#### [Goal]
Report, word for word, every line of the material that contains "hannahjones".

— Begin Stored rows —

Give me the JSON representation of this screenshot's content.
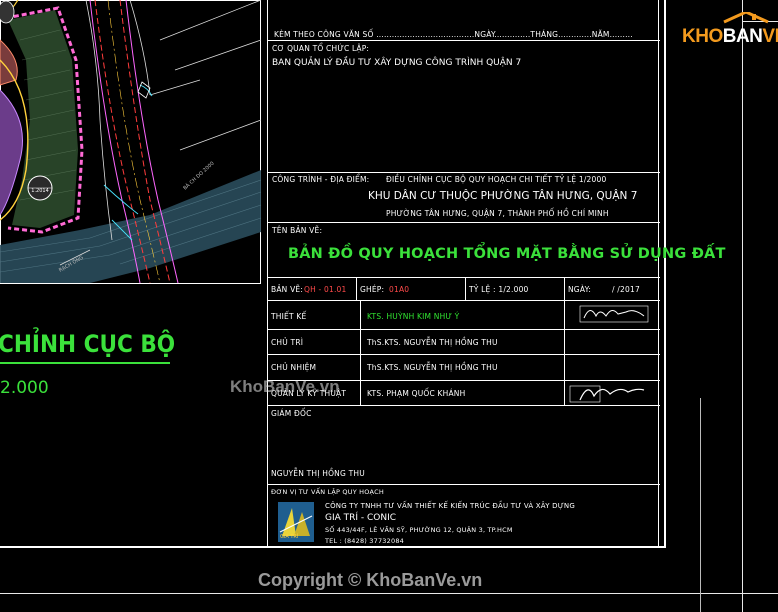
{
  "drawing": {
    "left_title": "CHỈNH CỤC BỘ",
    "left_scale": "2.000",
    "road_label_1": "BÁ CH DO 2000",
    "road_label_2": "RẠCH ÔNG",
    "lot_label": "1.2014"
  },
  "titleblock": {
    "kem_theo": "KÈM THEO CÔNG VĂN SỐ ......................................NGÀY..............THÁNG.............NĂM.........",
    "co_quan_label": "CƠ QUAN TỔ CHỨC LẬP:",
    "co_quan_value": "BAN QUẢN LÝ ĐẦU TƯ XÂY DỰNG CÔNG TRÌNH QUẬN 7",
    "cong_trinh_label": "CÔNG TRÌNH - ĐỊA ĐIỂM:",
    "cong_trinh_line1": "ĐIỀU CHỈNH CỤC BỘ QUY HOẠCH CHI TIẾT TỶ LỆ 1/2000",
    "cong_trinh_line2": "KHU DÂN CƯ THUỘC PHƯỜNG TÂN HƯNG, QUẬN 7",
    "cong_trinh_line3": "PHƯỜNG TÂN HƯNG, QUẬN 7, THÀNH PHỐ HỒ CHÍ MINH",
    "ten_ban_ve_label": "TÊN BẢN VẼ:",
    "ten_ban_ve_value": "BẢN ĐỒ QUY HOẠCH TỔNG MẶT BẰNG SỬ DỤNG ĐẤT",
    "ban_ve_label": "BẢN VẼ:",
    "ban_ve_value": "QH - 01.01",
    "ghep_label": "GHÉP:",
    "ghep_value": "01A0",
    "ty_le": "TỶ LỆ : 1/2.000",
    "ngay_label": "NGÀY:",
    "ngay_value": "/      /2017",
    "rows": [
      {
        "role": "THIẾT KẾ",
        "name": "KTS. HUỲNH KIM NHƯ Ý",
        "green": true
      },
      {
        "role": "CHỦ TRÌ",
        "name": "ThS.KTS. NGUYỄN THỊ HỒNG THU",
        "green": false
      },
      {
        "role": "CHỦ NHIỆM",
        "name": "ThS.KTS. NGUYỄN THỊ HỒNG THU",
        "green": false
      },
      {
        "role": "QUẢN LÝ KỸ THUẬT",
        "name": "KTS. PHẠM QUỐC KHÁNH",
        "green": false
      }
    ],
    "giam_doc_label": "GIÁM ĐỐC",
    "giam_doc_name": "NGUYỄN THỊ HỒNG THU",
    "don_vi_label": "ĐƠN VỊ TƯ VẤN LẬP QUY HOẠCH",
    "company_line1": "CÔNG TY TNHH TƯ VẤN THIẾT KẾ KIẾN TRÚC ĐẦU TƯ VÀ XÂY DỰNG",
    "company_line2": "GIA TRÍ - CONIC",
    "company_addr": "SỐ 443/44F, LÊ VĂN SỸ, PHƯỜNG 12, QUẬN 3, TP.HCM",
    "company_tel": "TEL : (8428) 37732084",
    "company_logo_text": "GIA TRÍ"
  },
  "branding": {
    "logo_text_1": "KHO",
    "logo_text_2": "BAN",
    "logo_text_3": "VE",
    "watermark_mid": "KhoBanVe.vn",
    "copyright": "Copyright © KhoBanVe.vn"
  },
  "colors": {
    "background": "#000000",
    "title_green": "#3be13b",
    "logo_orange": "#f39a1e"
  }
}
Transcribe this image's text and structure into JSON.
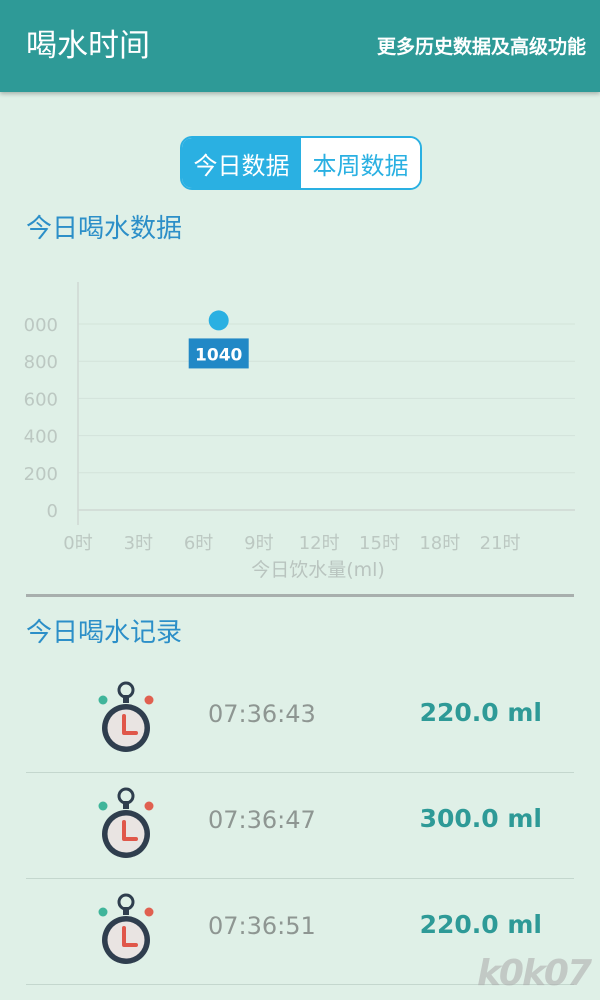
{
  "header": {
    "title": "喝水时间",
    "more_link": "更多历史数据及高级功能"
  },
  "tabs": [
    {
      "label": "今日数据",
      "active": true
    },
    {
      "label": "本周数据",
      "active": false
    }
  ],
  "chart_section": {
    "title": "今日喝水数据"
  },
  "chart_data": {
    "type": "scatter",
    "xlabel": "今日饮水量(ml)",
    "ylabel": "",
    "x_ticks": [
      "0时",
      "3时",
      "6时",
      "9时",
      "12时",
      "15时",
      "18时",
      "21时"
    ],
    "y_ticks": [
      "0",
      "200",
      "400",
      "600",
      "800",
      "000"
    ],
    "xlim": [
      0,
      24
    ],
    "ylim": [
      0,
      1000
    ],
    "points": [
      {
        "x": 7,
        "y": 1040,
        "label": "1040"
      }
    ],
    "colors": {
      "point": "#2ab0e2",
      "label_bg": "#2188c6"
    }
  },
  "records_section": {
    "title": "今日喝水记录",
    "records": [
      {
        "time": "07:36:43",
        "amount": "220.0 ml"
      },
      {
        "time": "07:36:47",
        "amount": "300.0 ml"
      },
      {
        "time": "07:36:51",
        "amount": "220.0 ml"
      }
    ]
  },
  "watermark": "k0k07",
  "colors": {
    "appbar": "#2e9a97",
    "background": "#dff0e7",
    "accent": "#2ab0e2",
    "amount": "#2e9a97"
  }
}
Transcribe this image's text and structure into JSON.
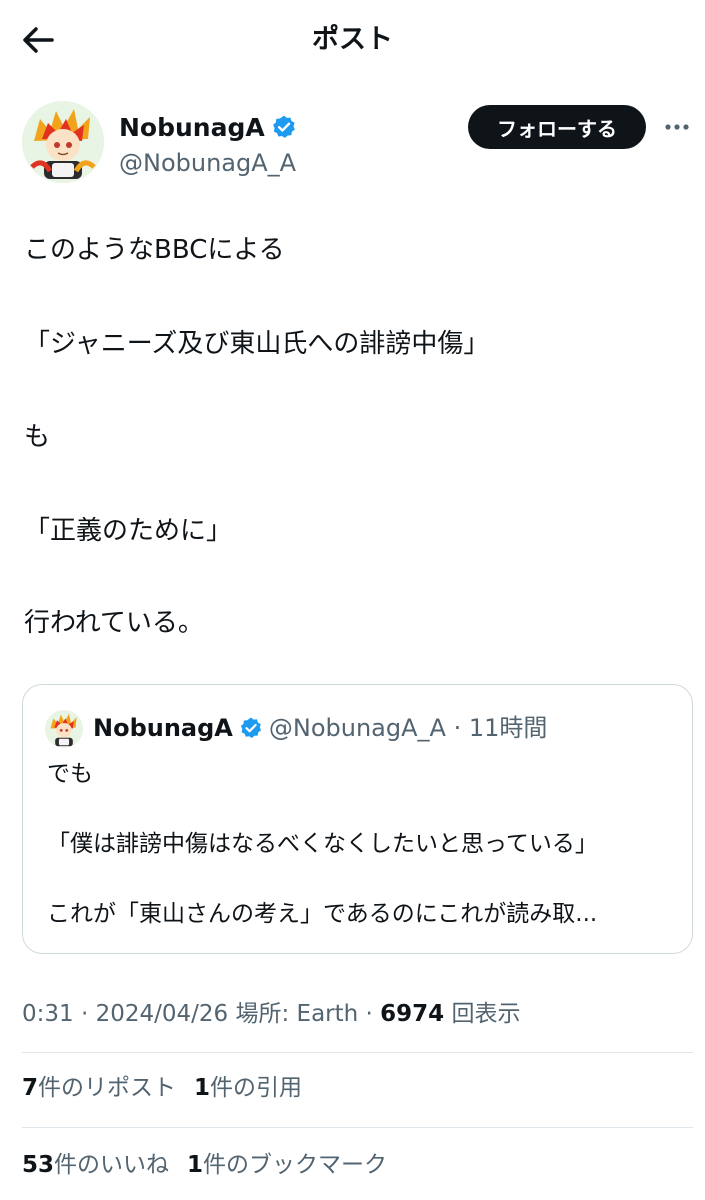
{
  "header": {
    "title": "ポスト",
    "back_icon": "arrow-left-icon"
  },
  "author": {
    "name": "NobunagA",
    "handle": "@NobunagA_A",
    "verified_icon": "verified-badge-icon",
    "verified_color": "#1d9bf0"
  },
  "follow_button": {
    "label": "フォローする"
  },
  "more_icon": "more-horizontal-icon",
  "post": {
    "lines": [
      "このようなBBCによる",
      "「ジャニーズ及び東山氏への誹謗中傷」",
      "も",
      "「正義のために」",
      "行われている。"
    ]
  },
  "quote": {
    "name": "NobunagA",
    "handle": "@NobunagA_A",
    "time": "11時間",
    "lines": [
      "でも",
      "「僕は誹謗中傷はなるべくなくしたいと思っている」",
      "これが「東山さんの考え」であるのにこれが読み取..."
    ]
  },
  "meta": {
    "time": "0:31",
    "date": "2024/04/26",
    "location_label": "場所: Earth",
    "views": "6974",
    "views_label": "回表示"
  },
  "stats": {
    "reposts_count": "7",
    "reposts_label": "件のリポスト",
    "quotes_count": "1",
    "quotes_label": "件の引用",
    "likes_count": "53",
    "likes_label": "件のいいね",
    "bookmarks_count": "1",
    "bookmarks_label": "件のブックマーク"
  },
  "colors": {
    "text": "#0f1419",
    "secondary": "#536471",
    "accent": "#1d9bf0",
    "border": "#cfd9de"
  }
}
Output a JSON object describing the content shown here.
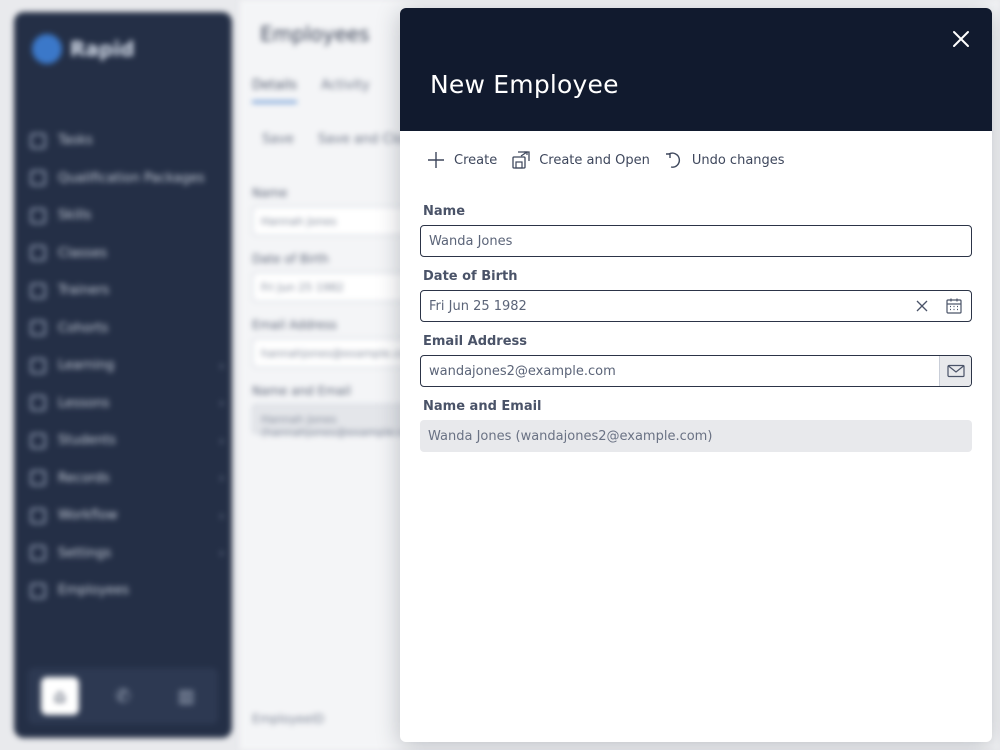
{
  "background": {
    "logo_text": "Rapid",
    "nav_items": [
      {
        "label": "Tasks",
        "chevron": false
      },
      {
        "label": "Qualification Packages",
        "chevron": false
      },
      {
        "label": "Skills",
        "chevron": false
      },
      {
        "label": "Classes",
        "chevron": false
      },
      {
        "label": "Trainers",
        "chevron": false
      },
      {
        "label": "Cohorts",
        "chevron": false
      },
      {
        "label": "Learning",
        "chevron": true
      },
      {
        "label": "Lessons",
        "chevron": true
      },
      {
        "label": "Students",
        "chevron": true
      },
      {
        "label": "Records",
        "chevron": true
      },
      {
        "label": "Workflow",
        "chevron": true
      },
      {
        "label": "Settings",
        "chevron": true
      },
      {
        "label": "Employees",
        "chevron": false
      }
    ],
    "page_title": "Employees",
    "tabs": [
      "Details",
      "Activity"
    ],
    "toolbar": [
      "Save",
      "Save and Close"
    ],
    "fields": [
      {
        "label": "Name",
        "value": "Hannah Jones"
      },
      {
        "label": "Date of Birth",
        "value": "Fri Jun 25 1982"
      },
      {
        "label": "Email Address",
        "value": "hannahjones@example.com"
      },
      {
        "label": "Name and Email",
        "value": "Hannah Jones (hannahjones@example.com)"
      }
    ],
    "footer_text": "EmployeeID"
  },
  "panel": {
    "title": "New Employee",
    "toolbar": {
      "create_label": "Create",
      "create_open_label": "Create and Open",
      "undo_label": "Undo changes"
    },
    "fields": {
      "name": {
        "label": "Name",
        "value": "Wanda Jones"
      },
      "dob": {
        "label": "Date of Birth",
        "value": "Fri Jun 25 1982"
      },
      "email": {
        "label": "Email Address",
        "value": "wandajones2@example.com"
      },
      "name_email": {
        "label": "Name and Email",
        "value": "Wanda Jones (wandajones2@example.com)"
      }
    }
  },
  "colors": {
    "header_bg": "#111a2e",
    "sidebar_bg": "#242f46",
    "accent": "#3b78c9"
  }
}
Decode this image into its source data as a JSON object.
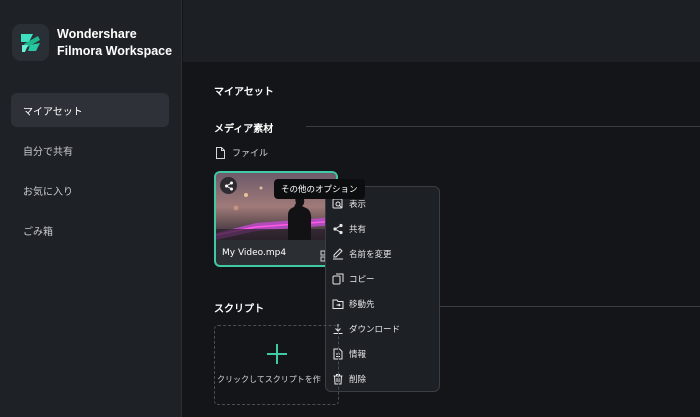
{
  "app": {
    "name_line1": "Wondershare",
    "name_line2": "Filmora Workspace"
  },
  "sidebar": {
    "items": [
      {
        "label": "マイアセット",
        "active": true
      },
      {
        "label": "自分で共有",
        "active": false
      },
      {
        "label": "お気に入り",
        "active": false
      },
      {
        "label": "ごみ箱",
        "active": false
      }
    ]
  },
  "main": {
    "title": "マイアセット",
    "media_section": "メディア素材",
    "file_label": "ファイル",
    "script_section": "スクリプト",
    "script_create_label": "クリックしてスクリプトを作"
  },
  "card": {
    "file_name": "My Video.mp4",
    "tooltip": "その他のオプション"
  },
  "context_menu": {
    "items": [
      {
        "label": "表示",
        "icon": "view-icon"
      },
      {
        "label": "共有",
        "icon": "share-icon"
      },
      {
        "label": "名前を変更",
        "icon": "rename-icon"
      },
      {
        "label": "コピー",
        "icon": "copy-icon"
      },
      {
        "label": "移動先",
        "icon": "move-folder-icon"
      },
      {
        "label": "ダウンロード",
        "icon": "download-icon"
      },
      {
        "label": "情報",
        "icon": "info-icon"
      },
      {
        "label": "削除",
        "icon": "trash-icon"
      }
    ]
  },
  "colors": {
    "accent": "#41c8a5",
    "sidebar_bg": "#1e2126",
    "main_bg": "#131518"
  }
}
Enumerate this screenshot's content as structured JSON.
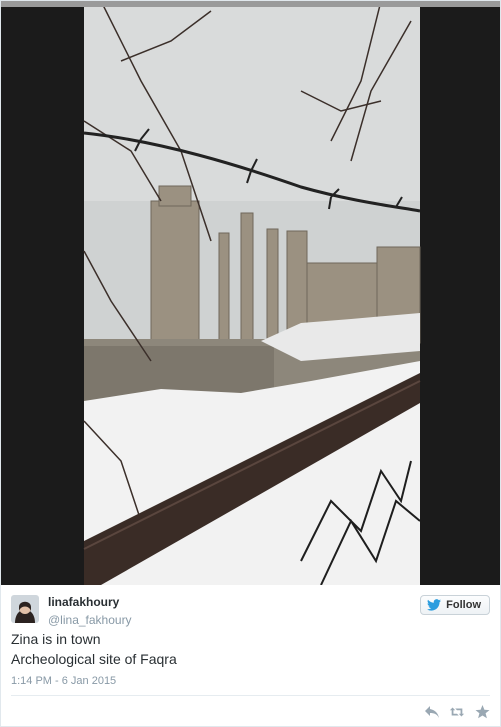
{
  "media": {
    "description_icon": "photo",
    "colors": {
      "sky": "#d9dbdb",
      "snow": "#f2f2f2",
      "stone": "#9b9181",
      "sidebars": "#1b1b1b",
      "rail": "#3a2c26"
    }
  },
  "author": {
    "display_name": "linafakhoury",
    "handle": "@lina_fakhoury"
  },
  "follow_button": {
    "label": "Follow",
    "icon": "twitter-bird-icon"
  },
  "tweet": {
    "lines": [
      "Zina is in town",
      "Archeological site of Faqra"
    ],
    "timestamp": "1:14 PM - 6 Jan 2015"
  },
  "actions": {
    "reply_icon": "reply-icon",
    "retweet_icon": "retweet-icon",
    "favorite_icon": "star-icon"
  }
}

— End Stored rows —

#### [Task answer]
        "value": "hannahjones@example.com"
        "value": "Hannah Jones (hannahjones@example.com)"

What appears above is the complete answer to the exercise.